[WHAT THE EXERCISE ASKS] Return the material word for word. Do not include the pictures.
----------------
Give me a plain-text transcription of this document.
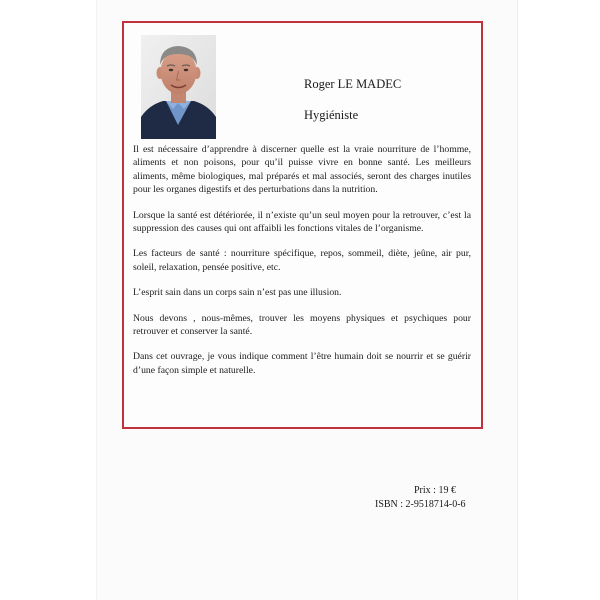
Roger LE MADEC
Hygiéniste

Il est nécessaire d’apprendre à discerner quelle est la vraie nourriture de l’homme, aliments et non poisons, pour qu’il puisse vivre en bonne santé. Les meilleurs aliments, même biologiques, mal préparés et mal associés, seront des charges inutiles pour les organes digestifs et des perturbations dans la nutrition.

Lorsque la santé est détériorée, il n’existe qu’un seul moyen pour la retrouver, c’est la suppression des causes qui ont affaibli les fonctions vitales de l’organisme.

Les facteurs de santé : nourriture spécifique, repos, sommeil, diète, jeûne, air pur, soleil, relaxation, pensée positive, etc.

L’esprit sain dans un corps sain n’est pas une illusion.

Nous devons , nous-mêmes, trouver les moyens physiques et psychiques pour retrouver et conserver la santé.

Dans cet ouvrage, je vous indique comment l’être humain doit se nourrir et se guérir d’une façon simple et naturelle.

Prix : 19 €
ISBN : 2-9518714-0-6
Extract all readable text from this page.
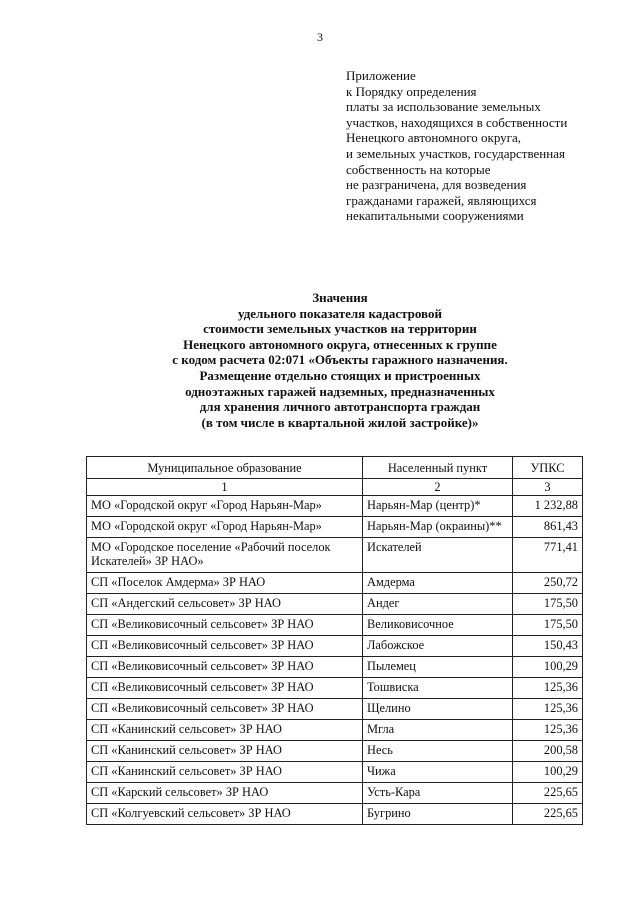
3
Приложение
к Порядку определения
платы за использование земельных
участков, находящихся в собственности
Ненецкого автономного округа,
и земельных участков, государственная
собственность на которые
не разграничена, для возведения
гражданами гаражей, являющихся
некапитальными сооружениями
Значения
удельного показателя кадастровой
стоимости земельных участков на территории
Ненецкого автономного округа, отнесенных к группе
с кодом расчета 02:071 «Объекты гаражного назначения.
Размещение отдельно стоящих и пристроенных
одноэтажных гаражей надземных, предназначенных
для хранения личного автотранспорта граждан
(в том числе в квартальной жилой застройке)»
Муниципальное образование	Населенный пункт	УПКС
1	2	3
МО «Городской округ «Город Нарьян-Мар»	Нарьян-Мар (центр)*	1 232,88
МО «Городской округ «Город Нарьян-Мар»	Нарьян-Мар (окраины)**	861,43
МО «Городское поселение «Рабочий поселок Искателей» ЗР НАО»	Искателей	771,41
СП «Поселок Амдерма» ЗР НАО	Амдерма	250,72
СП «Андегский сельсовет» ЗР НАО	Андег	175,50
СП «Великовисочный сельсовет» ЗР НАО	Великовисочное	175,50
СП «Великовисочный сельсовет» ЗР НАО	Лабожское	150,43
СП «Великовисочный сельсовет» ЗР НАО	Пылемец	100,29
СП «Великовисочный сельсовет» ЗР НАО	Тошвиска	125,36
СП «Великовисочный сельсовет» ЗР НАО	Щелино	125,36
СП «Канинский сельсовет» ЗР НАО	Мгла	125,36
СП «Канинский сельсовет» ЗР НАО	Несь	200,58
СП «Канинский сельсовет» ЗР НАО	Чижа	100,29
СП «Карский сельсовет» ЗР НАО	Усть-Кара	225,65
СП «Колгуевский сельсовет» ЗР НАО	Бугрино	225,65
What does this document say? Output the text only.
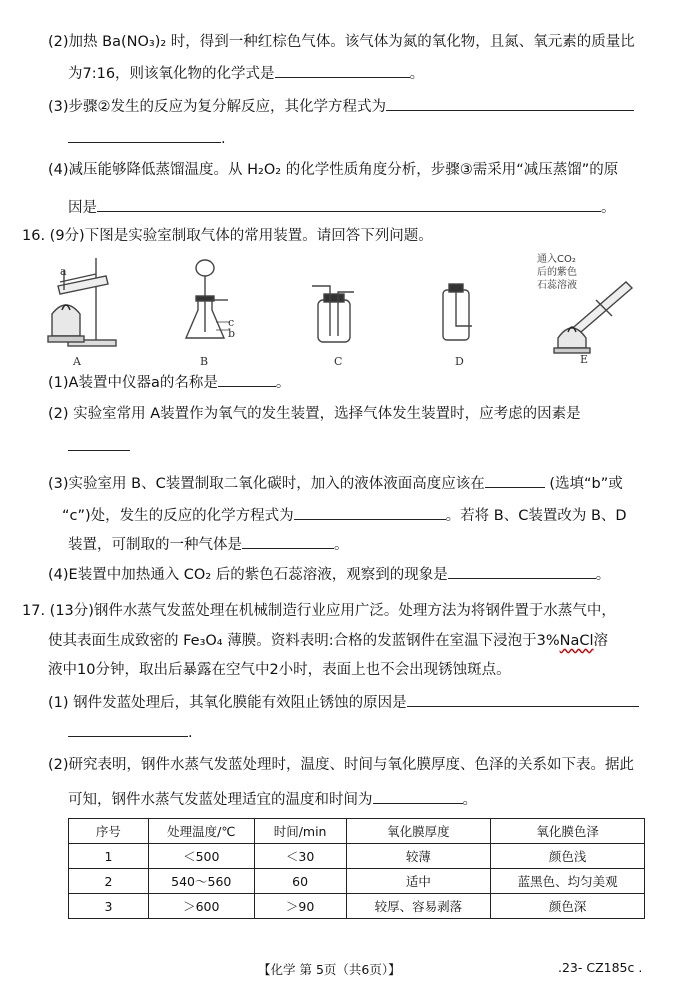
(2)加热 Ba(NO₃)₂ 时，得到一种红棕色气体。该气体为氮的氧化物，且氮、氧元素的质量比
为7:16，则该氧化物的化学式是	。
(3)步骤②发生的反应为复分解反应，其化学方程式为
.
(4)减压能够降低蒸馏温度。从 H₂O₂ 的化学性质角度分析，步骤③需采用“减压蒸馏”的原
因是	。
16. (9分)下图是实验室制取气体的常用装置。请回答下列问题。
a
c
b
A	B	C	D	E
通入CO₂
后的紫色
石蕊溶液
(1)A装置中仪器a的名称是	。
(2) 实验室常用 A装置作为氧气的发生装置，选择气体发生装置时，应考虑的因素是
(3)实验室用 B、C装置制取二氧化碳时，加入的液体液面高度应该在	(选填“b”或
“c”)处，发生的反应的化学方程式为	。若将 B、C装置改为 B、D
装置，可制取的一种气体是	。
(4)E装置中加热通入 CO₂ 后的紫色石蕊溶液，观察到的现象是	。
17. (13分)钢件水蒸气发蓝处理在机械制造行业应用广泛。处理方法为将钢件置于水蒸气中，
使其表面生成致密的 Fe₃O₄ 薄膜。资料表明:合格的发蓝钢件在室温下浸泡于3%NaCl溶
液中10分钟，取出后暴露在空气中2小时，表面上也不会出现锈蚀斑点。
(1) 钢件发蓝处理后，其氧化膜能有效阻止锈蚀的原因是
.
(2)研究表明，钢件水蒸气发蓝处理时，温度、时间与氧化膜厚度、色泽的关系如下表。据此
可知，钢件水蒸气发蓝处理适宜的温度和时间为	。
序号	处理温度/℃	时间/min	氧化膜厚度	氧化膜色泽
1	＜500	＜30	较薄	颜色浅
2	540～560	60	适中	蓝黑色、均匀美观
3	＞600	＞90	较厚、容易剥落	颜色深
【化学 第 5页（共6页）】	.23- CZ185c .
----------------
[SOLUTION TO THE PROBLEM]
Give me a plain-text transcription of this document.
Roger LE MADEC
Hygiéniste

Il est nécessaire d’apprendre à discerner quelle est la vraie nourriture de l’homme, aliments et non poisons, pour qu’il puisse vivre en bonne santé. Les meilleurs aliments, même biologiques, mal préparés et mal associés, seront des charges inutiles pour les organes digestifs et des perturbations dans la nutrition.

Lorsque la santé est détériorée, il n’existe qu’un seul moyen pour la retrouver, c’est la suppression des causes qui ont affaibli les fonctions vitales de l’organisme.

Les facteurs de santé : nourriture spécifique, repos, sommeil, diète, jeûne, air pur, soleil, relaxation, pensée positive, etc.

L’esprit sain dans un corps sain n’est pas une illusion.

Nous devons , nous-mêmes, trouver les moyens physiques et psychiques pour retrouver et conserver la santé.

Dans cet ouvrage, je vous indique comment l’être humain doit se nourrir et se guérir d’une façon simple et naturelle.

Prix : 19 €
ISBN : 2-9518714-0-6
Extract all readable text from this page.
3
Приложение
к Порядку определения
платы за использование земельных
участков, находящихся в собственности
Ненецкого автономного округа,
и земельных участков, государственная
собственность на которые
не разграничена, для возведения
гражданами гаражей, являющихся
некапитальными сооружениями
Значения
удельного показателя кадастровой
стоимости земельных участков на территории
Ненецкого автономного округа, отнесенных к группе
с кодом расчета 02:071 «Объекты гаражного назначения.
Размещение отдельно стоящих и пристроенных
одноэтажных гаражей надземных, предназначенных
для хранения личного автотранспорта граждан
(в том числе в квартальной жилой застройке)»
Муниципальное образование	Населенный пункт	УПКС
1	2	3
МО «Городской округ «Город Нарьян-Мар»	Нарьян-Мар (центр)*	1 232,88
МО «Городской округ «Город Нарьян-Мар»	Нарьян-Мар (окраины)**	861,43
МО «Городское поселение «Рабочий поселок Искателей» ЗР НАО»	Искателей	771,41
СП «Поселок Амдерма» ЗР НАО	Амдерма	250,72
СП «Андегский сельсовет» ЗР НАО	Андег	175,50
СП «Великовисочный сельсовет» ЗР НАО	Великовисочное	175,50
СП «Великовисочный сельсовет» ЗР НАО	Лабожское	150,43
СП «Великовисочный сельсовет» ЗР НАО	Пылемец	100,29
СП «Великовисочный сельсовет» ЗР НАО	Тошвиска	125,36
СП «Великовисочный сельсовет» ЗР НАО	Щелино	125,36
СП «Канинский сельсовет» ЗР НАО	Мгла	125,36
СП «Канинский сельсовет» ЗР НАО	Несь	200,58
СП «Канинский сельсовет» ЗР НАО	Чижа	100,29
СП «Карский сельсовет» ЗР НАО	Усть-Кара	225,65
СП «Колгуевский сельсовет» ЗР НАО	Бугрино	225,65
What does this document say? Output the text only.
(2)加热 Ba(NO₃)₂ 时，得到一种红棕色气体。该气体为氮的氧化物，且氮、氧元素的质量比
为7:16，则该氧化物的化学式是	。
(3)步骤②发生的反应为复分解反应，其化学方程式为
.
(4)减压能够降低蒸馏温度。从 H₂O₂ 的化学性质角度分析，步骤③需采用“减压蒸馏”的原
因是	。
16. (9分)下图是实验室制取气体的常用装置。请回答下列问题。
a
c
b
A	B	C	D	E
通入CO₂
后的紫色
石蕊溶液
(1)A装置中仪器a的名称是	。
(2) 实验室常用 A装置作为氧气的发生装置，选择气体发生装置时，应考虑的因素是
(3)实验室用 B、C装置制取二氧化碳时，加入的液体液面高度应该在	(选填“b”或
“c”)处，发生的反应的化学方程式为	。若将 B、C装置改为 B、D
装置，可制取的一种气体是	。
(4)E装置中加热通入 CO₂ 后的紫色石蕊溶液，观察到的现象是	。
17. (13分)钢件水蒸气发蓝处理在机械制造行业应用广泛。处理方法为将钢件置于水蒸气中，
使其表面生成致密的 Fe₃O₄ 薄膜。资料表明:合格的发蓝钢件在室温下浸泡于3%NaCl溶
液中10分钟，取出后暴露在空气中2小时，表面上也不会出现锈蚀斑点。
(1) 钢件发蓝处理后，其氧化膜能有效阻止锈蚀的原因是
.
(2)研究表明，钢件水蒸气发蓝处理时，温度、时间与氧化膜厚度、色泽的关系如下表。据此
可知，钢件水蒸气发蓝处理适宜的温度和时间为	。
序号	处理温度/℃	时间/min	氧化膜厚度	氧化膜色泽
1	＜500	＜30	较薄	颜色浅
2	540～560	60	适中	蓝黑色、均匀美观
3	＞600	＞90	较厚、容易剥落	颜色深
【化学 第 5页（共6页）】	.23- CZ185c .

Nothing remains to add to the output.